━━━━━ Available records ━━━━━

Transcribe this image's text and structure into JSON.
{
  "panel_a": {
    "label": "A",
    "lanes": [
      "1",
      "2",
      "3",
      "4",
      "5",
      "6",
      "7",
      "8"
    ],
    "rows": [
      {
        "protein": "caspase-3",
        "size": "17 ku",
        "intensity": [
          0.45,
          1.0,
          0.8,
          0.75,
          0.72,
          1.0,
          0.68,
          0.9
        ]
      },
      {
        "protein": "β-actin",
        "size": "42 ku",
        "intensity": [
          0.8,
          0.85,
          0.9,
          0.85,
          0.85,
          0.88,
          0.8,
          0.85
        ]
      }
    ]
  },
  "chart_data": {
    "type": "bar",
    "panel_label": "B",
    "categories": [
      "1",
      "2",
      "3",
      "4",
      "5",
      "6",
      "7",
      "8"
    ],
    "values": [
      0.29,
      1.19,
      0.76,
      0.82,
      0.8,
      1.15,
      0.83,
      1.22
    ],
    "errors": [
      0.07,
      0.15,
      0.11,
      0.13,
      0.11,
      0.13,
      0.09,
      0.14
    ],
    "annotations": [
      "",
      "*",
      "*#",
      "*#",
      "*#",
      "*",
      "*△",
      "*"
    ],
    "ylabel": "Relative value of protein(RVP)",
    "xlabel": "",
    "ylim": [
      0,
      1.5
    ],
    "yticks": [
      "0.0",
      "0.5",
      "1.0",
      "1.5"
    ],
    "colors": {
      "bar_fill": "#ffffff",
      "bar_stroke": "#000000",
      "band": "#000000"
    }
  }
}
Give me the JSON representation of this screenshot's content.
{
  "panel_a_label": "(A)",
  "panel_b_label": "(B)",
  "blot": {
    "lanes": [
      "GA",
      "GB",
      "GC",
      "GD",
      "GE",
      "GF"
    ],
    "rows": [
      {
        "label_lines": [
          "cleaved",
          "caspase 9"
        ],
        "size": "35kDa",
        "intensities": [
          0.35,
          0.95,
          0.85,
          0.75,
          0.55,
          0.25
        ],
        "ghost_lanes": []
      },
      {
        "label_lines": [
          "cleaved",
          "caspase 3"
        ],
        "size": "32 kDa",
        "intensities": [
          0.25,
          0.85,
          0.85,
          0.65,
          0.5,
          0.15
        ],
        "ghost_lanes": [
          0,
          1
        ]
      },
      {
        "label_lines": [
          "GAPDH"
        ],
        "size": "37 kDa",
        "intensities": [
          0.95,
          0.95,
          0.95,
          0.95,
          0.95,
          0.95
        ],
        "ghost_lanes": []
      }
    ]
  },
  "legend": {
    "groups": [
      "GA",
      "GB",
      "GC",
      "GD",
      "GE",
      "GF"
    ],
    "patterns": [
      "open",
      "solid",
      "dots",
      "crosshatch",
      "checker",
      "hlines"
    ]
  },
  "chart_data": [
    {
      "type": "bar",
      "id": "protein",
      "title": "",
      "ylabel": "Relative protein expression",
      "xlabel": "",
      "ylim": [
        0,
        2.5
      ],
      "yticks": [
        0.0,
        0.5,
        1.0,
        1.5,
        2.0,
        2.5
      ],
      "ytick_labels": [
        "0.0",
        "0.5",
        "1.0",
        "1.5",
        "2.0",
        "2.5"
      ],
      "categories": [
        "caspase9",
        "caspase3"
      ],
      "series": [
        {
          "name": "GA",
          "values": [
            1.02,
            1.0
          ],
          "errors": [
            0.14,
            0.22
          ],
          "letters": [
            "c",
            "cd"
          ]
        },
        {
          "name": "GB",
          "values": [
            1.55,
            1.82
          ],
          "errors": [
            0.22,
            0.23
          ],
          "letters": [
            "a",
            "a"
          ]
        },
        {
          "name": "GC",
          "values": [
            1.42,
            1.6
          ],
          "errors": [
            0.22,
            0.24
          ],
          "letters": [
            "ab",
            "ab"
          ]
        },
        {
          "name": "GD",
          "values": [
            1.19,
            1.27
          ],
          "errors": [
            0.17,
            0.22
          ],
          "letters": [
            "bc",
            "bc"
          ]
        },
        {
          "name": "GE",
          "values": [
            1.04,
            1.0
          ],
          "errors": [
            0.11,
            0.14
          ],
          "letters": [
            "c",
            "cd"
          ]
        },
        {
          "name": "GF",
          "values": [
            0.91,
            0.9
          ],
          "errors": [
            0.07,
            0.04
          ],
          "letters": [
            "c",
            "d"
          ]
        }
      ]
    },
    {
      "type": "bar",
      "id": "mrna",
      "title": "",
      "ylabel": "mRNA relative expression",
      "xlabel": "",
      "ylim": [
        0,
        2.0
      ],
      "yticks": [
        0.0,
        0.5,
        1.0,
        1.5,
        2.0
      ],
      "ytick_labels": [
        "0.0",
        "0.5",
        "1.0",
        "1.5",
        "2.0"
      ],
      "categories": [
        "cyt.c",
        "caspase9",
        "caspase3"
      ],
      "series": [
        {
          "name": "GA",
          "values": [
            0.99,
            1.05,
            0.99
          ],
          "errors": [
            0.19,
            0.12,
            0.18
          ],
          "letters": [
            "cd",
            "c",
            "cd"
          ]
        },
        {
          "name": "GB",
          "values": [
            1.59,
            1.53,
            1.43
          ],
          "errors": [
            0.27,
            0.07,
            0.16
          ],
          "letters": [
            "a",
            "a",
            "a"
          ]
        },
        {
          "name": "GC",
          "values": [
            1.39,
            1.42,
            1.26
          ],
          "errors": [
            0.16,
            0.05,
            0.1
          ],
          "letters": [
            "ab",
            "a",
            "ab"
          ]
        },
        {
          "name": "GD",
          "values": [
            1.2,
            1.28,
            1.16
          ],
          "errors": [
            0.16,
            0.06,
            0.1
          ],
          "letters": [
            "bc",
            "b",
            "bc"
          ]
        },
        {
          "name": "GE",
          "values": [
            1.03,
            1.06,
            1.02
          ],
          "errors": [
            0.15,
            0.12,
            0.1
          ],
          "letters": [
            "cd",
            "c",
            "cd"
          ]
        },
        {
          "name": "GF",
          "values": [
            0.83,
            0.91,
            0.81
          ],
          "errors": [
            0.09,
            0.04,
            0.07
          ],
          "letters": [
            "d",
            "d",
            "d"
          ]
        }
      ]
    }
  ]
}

━━━━━

Aim of the exercise :: Please give back all of the records exactly as written.

Finished exercise ::
Transcribe this image's text and structure into JSON.
{
  "panel_a": {
    "label": "A",
    "lanes": [
      "1",
      "2",
      "3",
      "4",
      "5",
      "6",
      "7",
      "8"
    ],
    "rows": [
      {
        "protein": "caspase-3",
        "size": "17 ku",
        "intensity": [
          0.45,
          1.0,
          0.8,
          0.75,
          0.72,
          1.0,
          0.68,
          0.9
        ]
      },
      {
        "protein": "β-actin",
        "size": "42 ku",
        "intensity": [
          0.8,
          0.85,
          0.9,
          0.85,
          0.85,
          0.88,
          0.8,
          0.85
        ]
      }
    ]
  },
  "chart_data": {
    "type": "bar",
    "panel_label": "B",
    "categories": [
      "1",
      "2",
      "3",
      "4",
      "5",
      "6",
      "7",
      "8"
    ],
    "values": [
      0.29,
      1.19,
      0.76,
      0.82,
      0.8,
      1.15,
      0.83,
      1.22
    ],
    "errors": [
      0.07,
      0.15,
      0.11,
      0.13,
      0.11,
      0.13,
      0.09,
      0.14
    ],
    "annotations": [
      "",
      "*",
      "*#",
      "*#",
      "*#",
      "*",
      "*△",
      "*"
    ],
    "ylabel": "Relative value of protein(RVP)",
    "xlabel": "",
    "ylim": [
      0,
      1.5
    ],
    "yticks": [
      "0.0",
      "0.5",
      "1.0",
      "1.5"
    ],
    "colors": {
      "bar_fill": "#ffffff",
      "bar_stroke": "#000000",
      "band": "#000000"
    }
  }
}
Give me the JSON representation of this screenshot's content.
{
  "panel_a_label": "(A)",
  "panel_b_label": "(B)",
  "blot": {
    "lanes": [
      "GA",
      "GB",
      "GC",
      "GD",
      "GE",
      "GF"
    ],
    "rows": [
      {
        "label_lines": [
          "cleaved",
          "caspase 9"
        ],
        "size": "35kDa",
        "intensities": [
          0.35,
          0.95,
          0.85,
          0.75,
          0.55,
          0.25
        ],
        "ghost_lanes": []
      },
      {
        "label_lines": [
          "cleaved",
          "caspase 3"
        ],
        "size": "32 kDa",
        "intensities": [
          0.25,
          0.85,
          0.85,
          0.65,
          0.5,
          0.15
        ],
        "ghost_lanes": [
          0,
          1
        ]
      },
      {
        "label_lines": [
          "GAPDH"
        ],
        "size": "37 kDa",
        "intensities": [
          0.95,
          0.95,
          0.95,
          0.95,
          0.95,
          0.95
        ],
        "ghost_lanes": []
      }
    ]
  },
  "legend": {
    "groups": [
      "GA",
      "GB",
      "GC",
      "GD",
      "GE",
      "GF"
    ],
    "patterns": [
      "open",
      "solid",
      "dots",
      "crosshatch",
      "checker",
      "hlines"
    ]
  },
  "chart_data": [
    {
      "type": "bar",
      "id": "protein",
      "title": "",
      "ylabel": "Relative protein expression",
      "xlabel": "",
      "ylim": [
        0,
        2.5
      ],
      "yticks": [
        0.0,
        0.5,
        1.0,
        1.5,
        2.0,
        2.5
      ],
      "ytick_labels": [
        "0.0",
        "0.5",
        "1.0",
        "1.5",
        "2.0",
        "2.5"
      ],
      "categories": [
        "caspase9",
        "caspase3"
      ],
      "series": [
        {
          "name": "GA",
          "values": [
            1.02,
            1.0
          ],
          "errors": [
            0.14,
            0.22
          ],
          "letters": [
            "c",
            "cd"
          ]
        },
        {
          "name": "GB",
          "values": [
            1.55,
            1.82
          ],
          "errors": [
            0.22,
            0.23
          ],
          "letters": [
            "a",
            "a"
          ]
        },
        {
          "name": "GC",
          "values": [
            1.42,
            1.6
          ],
          "errors": [
            0.22,
            0.24
          ],
          "letters": [
            "ab",
            "ab"
          ]
        },
        {
          "name": "GD",
          "values": [
            1.19,
            1.27
          ],
          "errors": [
            0.17,
            0.22
          ],
          "letters": [
            "bc",
            "bc"
          ]
        },
        {
          "name": "GE",
          "values": [
            1.04,
            1.0
          ],
          "errors": [
            0.11,
            0.14
          ],
          "letters": [
            "c",
            "cd"
          ]
        },
        {
          "name": "GF",
          "values": [
            0.91,
            0.9
          ],
          "errors": [
            0.07,
            0.04
          ],
          "letters": [
            "c",
            "d"
          ]
        }
      ]
    },
    {
      "type": "bar",
      "id": "mrna",
      "title": "",
      "ylabel": "mRNA relative expression",
      "xlabel": "",
      "ylim": [
        0,
        2.0
      ],
      "yticks": [
        0.0,
        0.5,
        1.0,
        1.5,
        2.0
      ],
      "ytick_labels": [
        "0.0",
        "0.5",
        "1.0",
        "1.5",
        "2.0"
      ],
      "categories": [
        "cyt.c",
        "caspase9",
        "caspase3"
      ],
      "series": [
        {
          "name": "GA",
          "values": [
            0.99,
            1.05,
            0.99
          ],
          "errors": [
            0.19,
            0.12,
            0.18
          ],
          "letters": [
            "cd",
            "c",
            "cd"
          ]
        },
        {
          "name": "GB",
          "values": [
            1.59,
            1.53,
            1.43
          ],
          "errors": [
            0.27,
            0.07,
            0.16
          ],
          "letters": [
            "a",
            "a",
            "a"
          ]
        },
        {
          "name": "GC",
          "values": [
            1.39,
            1.42,
            1.26
          ],
          "errors": [
            0.16,
            0.05,
            0.1
          ],
          "letters": [
            "ab",
            "a",
            "ab"
          ]
        },
        {
          "name": "GD",
          "values": [
            1.2,
            1.28,
            1.16
          ],
          "errors": [
            0.16,
            0.06,
            0.1
          ],
          "letters": [
            "bc",
            "b",
            "bc"
          ]
        },
        {
          "name": "GE",
          "values": [
            1.03,
            1.06,
            1.02
          ],
          "errors": [
            0.15,
            0.12,
            0.1
          ],
          "letters": [
            "cd",
            "c",
            "cd"
          ]
        },
        {
          "name": "GF",
          "values": [
            0.83,
            0.91,
            0.81
          ],
          "errors": [
            0.09,
            0.04,
            0.07
          ],
          "letters": [
            "d",
            "d",
            "d"
          ]
        }
      ]
    }
  ]
}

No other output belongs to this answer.